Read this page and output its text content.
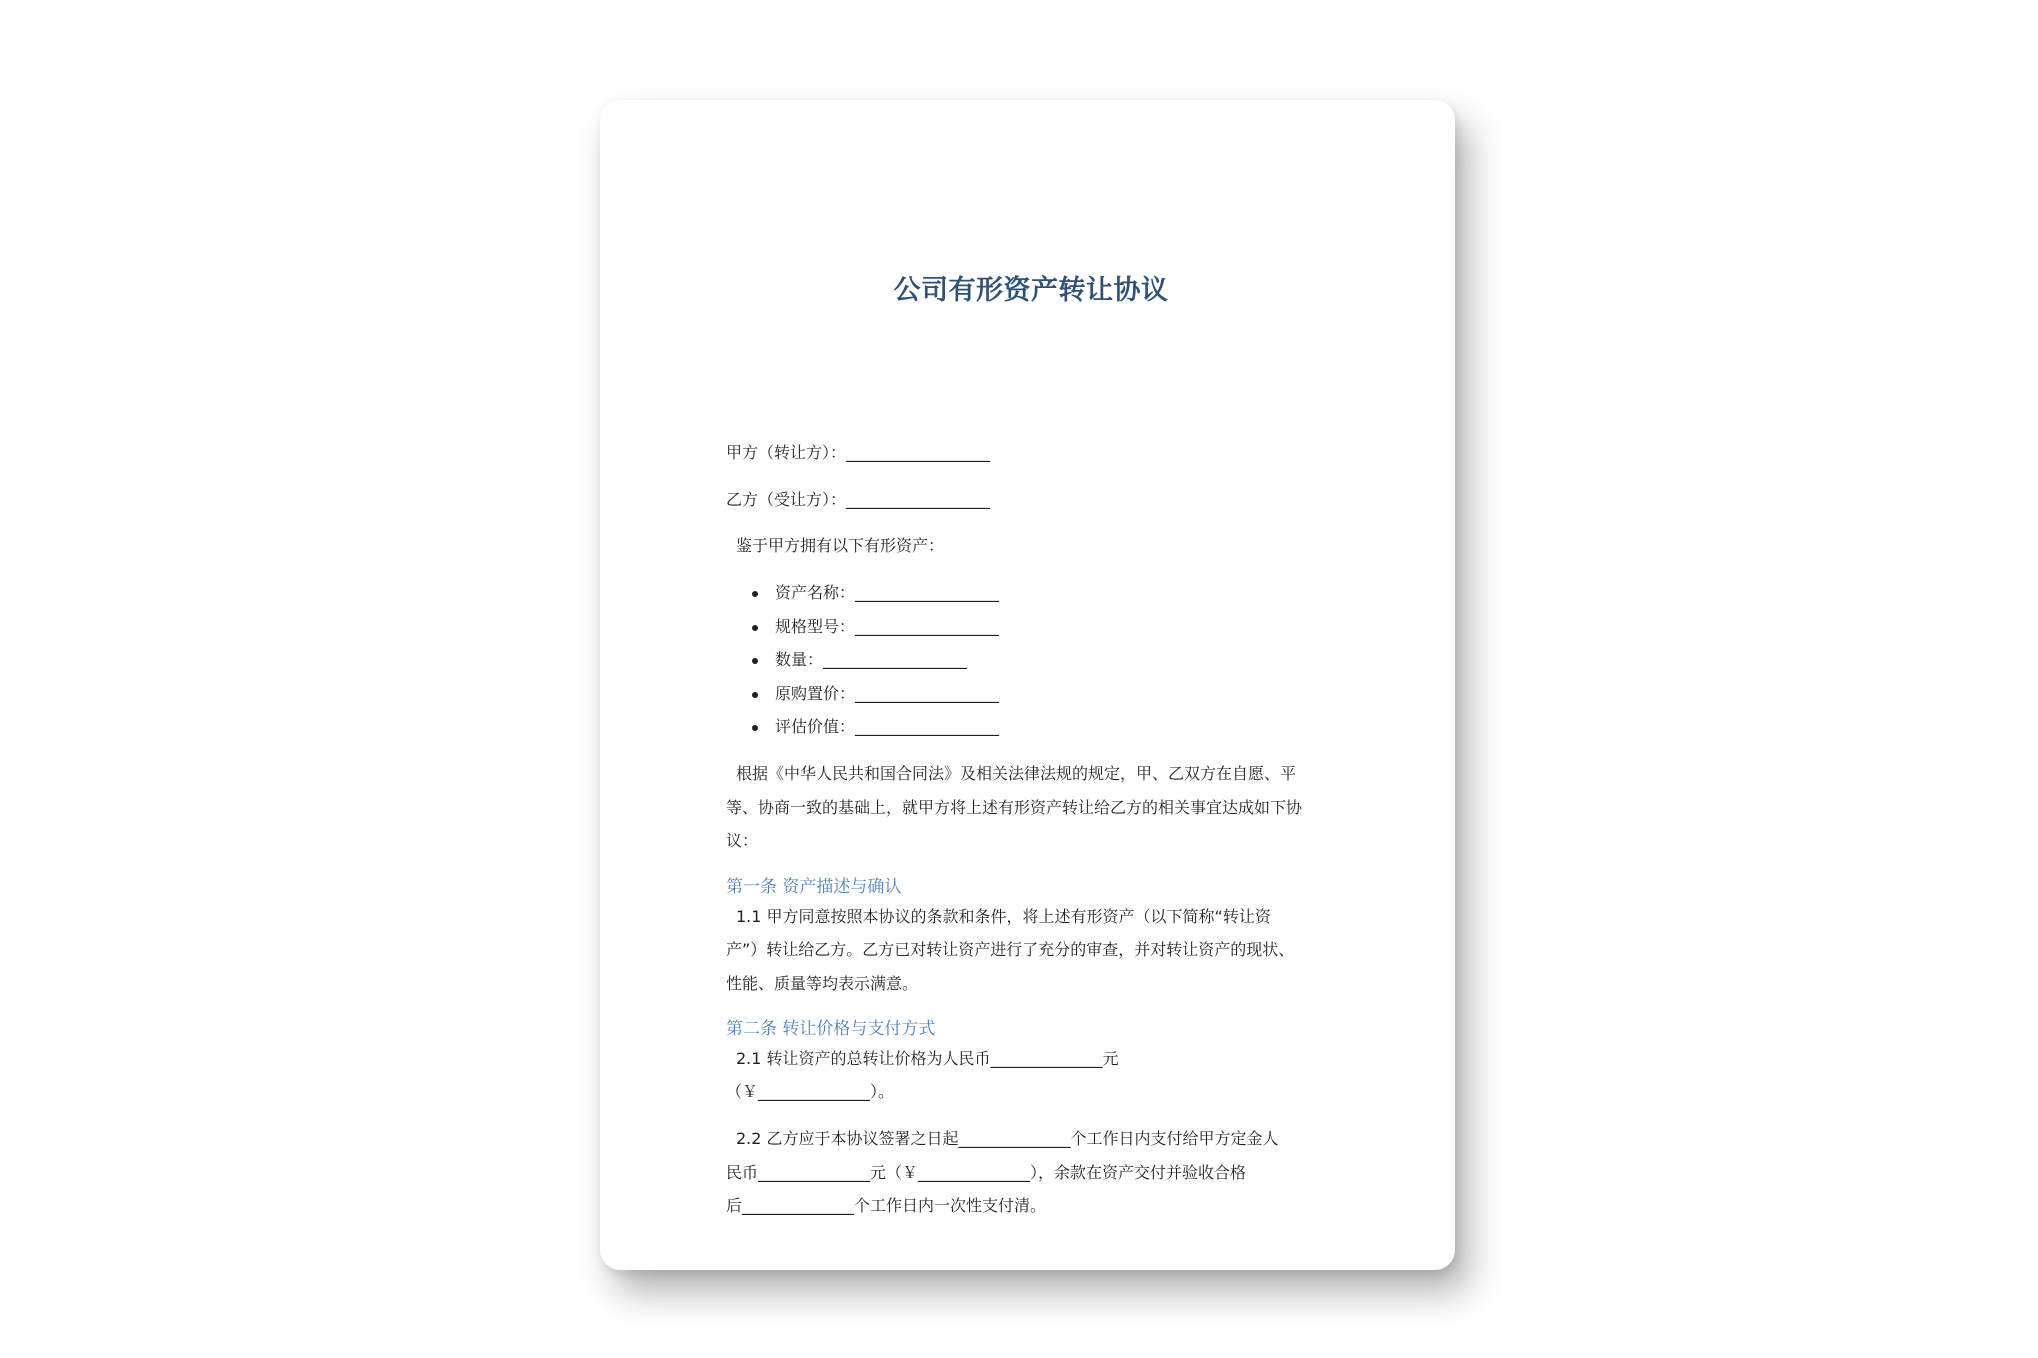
公司有形资产转让协议
甲方（转让方）：__________________
乙方（受让方）：__________________
鉴于甲方拥有以下有形资产：
资产名称：__________________
规格型号：__________________
数量：__________________
原购置价：__________________
评估价值：__________________
根据《中华人民共和国合同法》及相关法律法规的规定，甲、乙双方在自愿、平
等、协商一致的基础上，就甲方将上述有形资产转让给乙方的相关事宜达成如下协
议：
第一条 资产描述与确认
1.1 甲方同意按照本协议的条款和条件，将上述有形资产（以下简称“转让资
产”）转让给乙方。乙方已对转让资产进行了充分的审查，并对转让资产的现状、
性能、质量等均表示满意。
第二条 转让价格与支付方式
2.1 转让资产的总转让价格为人民币______________元
（￥______________）。
2.2 乙方应于本协议签署之日起______________个工作日内支付给甲方定金人
民币______________元（￥______________），余款在资产交付并验收合格
后______________个工作日内一次性支付清。
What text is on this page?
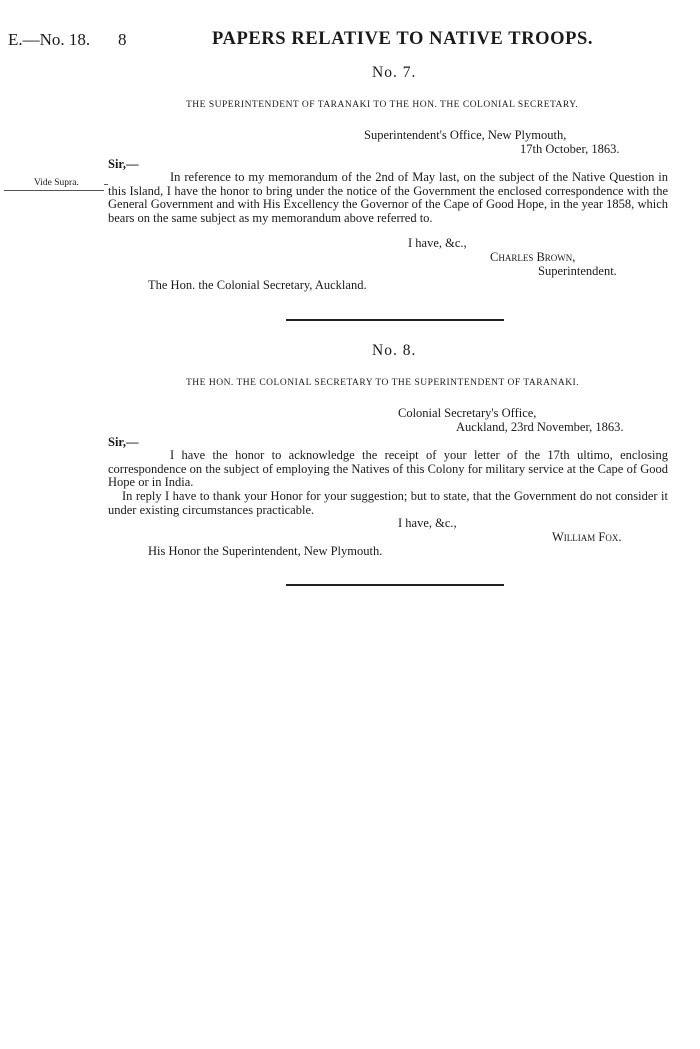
E.—No. 18. 8	PAPERS RELATIVE TO NATIVE TROOPS.
No. 7.
THE SUPERINTENDENT OF TARANAKI TO THE HON. THE COLONIAL SECRETARY.
Superintendent's Office, New Plymouth,
17th October, 1863.
Sir,—
Vide Supra.	In reference to my memorandum of the 2nd of May last, on the subject of the Native Question in this Island, I have the honor to bring under the notice of the Government the enclosed correspondence with the General Government and with His Excellency the Governor of the Cape of Good Hope, in the year 1858, which bears on the same subject as my memorandum above referred to.
I have, &c.,
Charles Brown,
Superintendent.
The Hon. the Colonial Secretary, Auckland.
No. 8.
THE HON. THE COLONIAL SECRETARY TO THE SUPERINTENDENT OF TARANAKI.
Colonial Secretary's Office,
Auckland, 23rd November, 1863.
Sir,—
I have the honor to acknowledge the receipt of your letter of the 17th ultimo, enclosing correspondence on the subject of employing the Natives of this Colony for military service at the Cape of Good Hope or in India.
In reply I have to thank your Honor for your suggestion; but to state, that the Government do not consider it under existing circumstances practicable.
I have, &c.,
William Fox.
His Honor the Superintendent, New Plymouth.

......

Exercise description - What you return should match the records above word for word, minus the pictures.

Complete response -
Read this page and output its text content.
公司有形资产转让协议
甲方（转让方）：__________________
乙方（受让方）：__________________
鉴于甲方拥有以下有形资产：
资产名称：__________________
规格型号：__________________
数量：__________________
原购置价：__________________
评估价值：__________________
根据《中华人民共和国合同法》及相关法律法规的规定，甲、乙双方在自愿、平
等、协商一致的基础上，就甲方将上述有形资产转让给乙方的相关事宜达成如下协
议：
第一条 资产描述与确认
1.1 甲方同意按照本协议的条款和条件，将上述有形资产（以下简称“转让资
产”）转让给乙方。乙方已对转让资产进行了充分的审查，并对转让资产的现状、
性能、质量等均表示满意。
第二条 转让价格与支付方式
2.1 转让资产的总转让价格为人民币______________元
（￥______________）。
2.2 乙方应于本协议签署之日起______________个工作日内支付给甲方定金人
民币______________元（￥______________），余款在资产交付并验收合格
后______________个工作日内一次性支付清。
What text is on this page?
E.—No. 18. 8	PAPERS RELATIVE TO NATIVE TROOPS.
No. 7.
THE SUPERINTENDENT OF TARANAKI TO THE HON. THE COLONIAL SECRETARY.
Superintendent's Office, New Plymouth,
17th October, 1863.
Sir,—
Vide Supra.	In reference to my memorandum of the 2nd of May last, on the subject of the Native Question in this Island, I have the honor to bring under the notice of the Government the enclosed correspondence with the General Government and with His Excellency the Governor of the Cape of Good Hope, in the year 1858, which bears on the same subject as my memorandum above referred to.
I have, &c.,
Charles Brown,
Superintendent.
The Hon. the Colonial Secretary, Auckland.
No. 8.
THE HON. THE COLONIAL SECRETARY TO THE SUPERINTENDENT OF TARANAKI.
Colonial Secretary's Office,
Auckland, 23rd November, 1863.
Sir,—
I have the honor to acknowledge the receipt of your letter of the 17th ultimo, enclosing correspondence on the subject of employing the Natives of this Colony for military service at the Cape of Good Hope or in India.
In reply I have to thank your Honor for your suggestion; but to state, that the Government do not consider it under existing circumstances practicable.
I have, &c.,
William Fox.
His Honor the Superintendent, New Plymouth.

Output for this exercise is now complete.